_Problem details_. Each line of the listing that contains the word "title" is to be copied.

(Collected data)
— BEGIN —
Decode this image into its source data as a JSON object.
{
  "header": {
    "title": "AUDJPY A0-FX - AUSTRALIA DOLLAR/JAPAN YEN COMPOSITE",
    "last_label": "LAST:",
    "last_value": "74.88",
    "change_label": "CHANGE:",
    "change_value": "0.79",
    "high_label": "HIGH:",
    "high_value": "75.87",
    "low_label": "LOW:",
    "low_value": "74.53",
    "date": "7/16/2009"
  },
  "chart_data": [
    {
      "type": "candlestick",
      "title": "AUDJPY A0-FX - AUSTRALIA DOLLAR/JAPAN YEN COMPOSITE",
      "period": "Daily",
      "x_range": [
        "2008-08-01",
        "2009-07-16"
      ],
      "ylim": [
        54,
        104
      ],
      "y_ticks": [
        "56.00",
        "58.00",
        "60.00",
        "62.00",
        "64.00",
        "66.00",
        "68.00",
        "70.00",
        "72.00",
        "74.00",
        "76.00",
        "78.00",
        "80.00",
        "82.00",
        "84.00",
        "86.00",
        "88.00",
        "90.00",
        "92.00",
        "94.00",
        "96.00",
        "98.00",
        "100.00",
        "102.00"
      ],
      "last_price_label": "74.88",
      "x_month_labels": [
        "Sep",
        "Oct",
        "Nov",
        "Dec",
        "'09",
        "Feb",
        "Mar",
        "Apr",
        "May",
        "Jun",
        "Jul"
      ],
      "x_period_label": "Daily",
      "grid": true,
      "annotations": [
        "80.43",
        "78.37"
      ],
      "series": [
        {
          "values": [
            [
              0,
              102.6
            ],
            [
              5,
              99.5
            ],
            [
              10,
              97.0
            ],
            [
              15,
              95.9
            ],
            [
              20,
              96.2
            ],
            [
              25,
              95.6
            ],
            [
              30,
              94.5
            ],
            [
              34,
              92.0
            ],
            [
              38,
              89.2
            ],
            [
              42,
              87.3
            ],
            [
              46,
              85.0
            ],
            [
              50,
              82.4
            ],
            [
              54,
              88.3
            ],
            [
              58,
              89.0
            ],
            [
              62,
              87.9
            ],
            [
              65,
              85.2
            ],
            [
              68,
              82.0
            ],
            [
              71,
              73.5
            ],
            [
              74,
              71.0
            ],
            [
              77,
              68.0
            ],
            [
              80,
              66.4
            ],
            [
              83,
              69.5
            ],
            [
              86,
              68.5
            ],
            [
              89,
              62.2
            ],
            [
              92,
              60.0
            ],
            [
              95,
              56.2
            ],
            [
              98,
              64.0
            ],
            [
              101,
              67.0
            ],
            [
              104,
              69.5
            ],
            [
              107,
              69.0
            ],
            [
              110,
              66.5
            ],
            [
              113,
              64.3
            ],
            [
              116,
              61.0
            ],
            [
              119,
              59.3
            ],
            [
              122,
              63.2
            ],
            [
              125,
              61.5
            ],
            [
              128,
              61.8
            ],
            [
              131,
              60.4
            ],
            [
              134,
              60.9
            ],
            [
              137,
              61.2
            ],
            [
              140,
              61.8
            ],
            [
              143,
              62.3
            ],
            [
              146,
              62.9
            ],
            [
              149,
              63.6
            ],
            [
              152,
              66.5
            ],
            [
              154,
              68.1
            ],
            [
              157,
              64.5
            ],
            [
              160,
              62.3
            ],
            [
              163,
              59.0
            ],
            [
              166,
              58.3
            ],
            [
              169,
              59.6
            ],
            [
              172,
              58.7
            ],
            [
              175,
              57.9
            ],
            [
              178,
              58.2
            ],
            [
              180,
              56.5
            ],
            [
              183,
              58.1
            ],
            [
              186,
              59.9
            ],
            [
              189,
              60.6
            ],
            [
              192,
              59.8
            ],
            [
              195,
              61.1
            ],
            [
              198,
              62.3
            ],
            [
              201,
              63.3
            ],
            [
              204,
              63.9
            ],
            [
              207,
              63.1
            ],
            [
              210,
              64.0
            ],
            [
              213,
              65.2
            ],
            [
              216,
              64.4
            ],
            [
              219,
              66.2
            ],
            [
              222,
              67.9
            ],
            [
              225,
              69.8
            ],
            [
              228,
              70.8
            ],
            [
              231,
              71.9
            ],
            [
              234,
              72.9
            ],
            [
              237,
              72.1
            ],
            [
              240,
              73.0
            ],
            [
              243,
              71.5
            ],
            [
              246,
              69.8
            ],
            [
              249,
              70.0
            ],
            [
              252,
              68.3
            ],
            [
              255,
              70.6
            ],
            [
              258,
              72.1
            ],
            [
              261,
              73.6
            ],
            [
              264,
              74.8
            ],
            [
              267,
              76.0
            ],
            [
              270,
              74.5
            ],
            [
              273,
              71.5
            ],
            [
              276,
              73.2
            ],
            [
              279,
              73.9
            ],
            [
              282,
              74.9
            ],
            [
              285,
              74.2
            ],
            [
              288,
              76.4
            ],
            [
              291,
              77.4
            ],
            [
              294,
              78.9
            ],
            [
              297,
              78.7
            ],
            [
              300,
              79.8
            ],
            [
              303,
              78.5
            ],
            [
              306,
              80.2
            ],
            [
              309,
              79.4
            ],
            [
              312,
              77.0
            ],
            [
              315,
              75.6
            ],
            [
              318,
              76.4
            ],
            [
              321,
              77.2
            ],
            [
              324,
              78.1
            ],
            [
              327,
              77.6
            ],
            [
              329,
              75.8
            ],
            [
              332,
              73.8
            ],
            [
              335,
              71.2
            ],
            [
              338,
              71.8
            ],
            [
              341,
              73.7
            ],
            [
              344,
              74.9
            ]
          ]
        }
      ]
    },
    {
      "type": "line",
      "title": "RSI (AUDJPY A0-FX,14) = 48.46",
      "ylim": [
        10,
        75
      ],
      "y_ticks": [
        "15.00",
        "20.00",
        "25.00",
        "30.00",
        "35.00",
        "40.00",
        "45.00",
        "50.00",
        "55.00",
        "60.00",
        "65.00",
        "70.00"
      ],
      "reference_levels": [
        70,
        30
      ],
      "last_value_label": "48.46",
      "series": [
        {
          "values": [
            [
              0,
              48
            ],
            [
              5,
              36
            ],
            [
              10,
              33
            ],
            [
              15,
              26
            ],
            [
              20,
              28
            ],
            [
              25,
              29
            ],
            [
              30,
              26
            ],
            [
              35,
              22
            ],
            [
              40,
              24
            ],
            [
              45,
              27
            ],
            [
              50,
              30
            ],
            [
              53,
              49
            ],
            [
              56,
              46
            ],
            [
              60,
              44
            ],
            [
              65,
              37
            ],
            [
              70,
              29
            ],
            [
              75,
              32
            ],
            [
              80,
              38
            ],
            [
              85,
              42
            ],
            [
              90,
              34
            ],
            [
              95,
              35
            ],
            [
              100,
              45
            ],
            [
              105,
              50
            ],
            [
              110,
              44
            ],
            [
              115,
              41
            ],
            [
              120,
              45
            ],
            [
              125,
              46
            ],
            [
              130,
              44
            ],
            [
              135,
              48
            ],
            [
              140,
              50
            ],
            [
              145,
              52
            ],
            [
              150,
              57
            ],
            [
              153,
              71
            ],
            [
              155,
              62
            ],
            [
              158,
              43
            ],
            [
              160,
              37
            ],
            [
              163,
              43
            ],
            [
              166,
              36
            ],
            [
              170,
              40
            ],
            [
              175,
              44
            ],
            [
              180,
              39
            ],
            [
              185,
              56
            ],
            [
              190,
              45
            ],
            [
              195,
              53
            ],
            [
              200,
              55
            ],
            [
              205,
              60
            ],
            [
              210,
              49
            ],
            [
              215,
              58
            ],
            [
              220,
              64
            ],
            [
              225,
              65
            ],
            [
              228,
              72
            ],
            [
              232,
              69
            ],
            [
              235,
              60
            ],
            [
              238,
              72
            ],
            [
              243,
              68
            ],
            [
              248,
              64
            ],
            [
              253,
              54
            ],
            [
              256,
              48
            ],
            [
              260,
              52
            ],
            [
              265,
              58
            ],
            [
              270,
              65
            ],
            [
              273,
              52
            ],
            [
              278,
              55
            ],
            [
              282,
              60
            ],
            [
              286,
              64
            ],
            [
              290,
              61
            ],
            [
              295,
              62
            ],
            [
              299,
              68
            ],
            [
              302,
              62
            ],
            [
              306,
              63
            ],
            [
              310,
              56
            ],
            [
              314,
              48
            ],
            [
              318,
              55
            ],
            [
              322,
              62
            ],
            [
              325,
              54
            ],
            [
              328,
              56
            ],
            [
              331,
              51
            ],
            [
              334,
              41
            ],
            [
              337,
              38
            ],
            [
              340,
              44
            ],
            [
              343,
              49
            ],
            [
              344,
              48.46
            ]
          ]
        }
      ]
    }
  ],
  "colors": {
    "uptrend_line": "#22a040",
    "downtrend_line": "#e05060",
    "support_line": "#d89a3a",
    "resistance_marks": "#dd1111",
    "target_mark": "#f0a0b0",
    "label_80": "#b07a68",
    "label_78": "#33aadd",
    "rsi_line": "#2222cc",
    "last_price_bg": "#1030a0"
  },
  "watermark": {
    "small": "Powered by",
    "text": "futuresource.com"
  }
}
— END —
_Full output_.
    "title": "AUDJPY A0-FX - AUSTRALIA DOLLAR/JAPAN YEN COMPOSITE",
      "title": "AUDJPY A0-FX - AUSTRALIA DOLLAR/JAPAN YEN COMPOSITE",
      "title": "RSI (AUDJPY A0-FX,14) = 48.46",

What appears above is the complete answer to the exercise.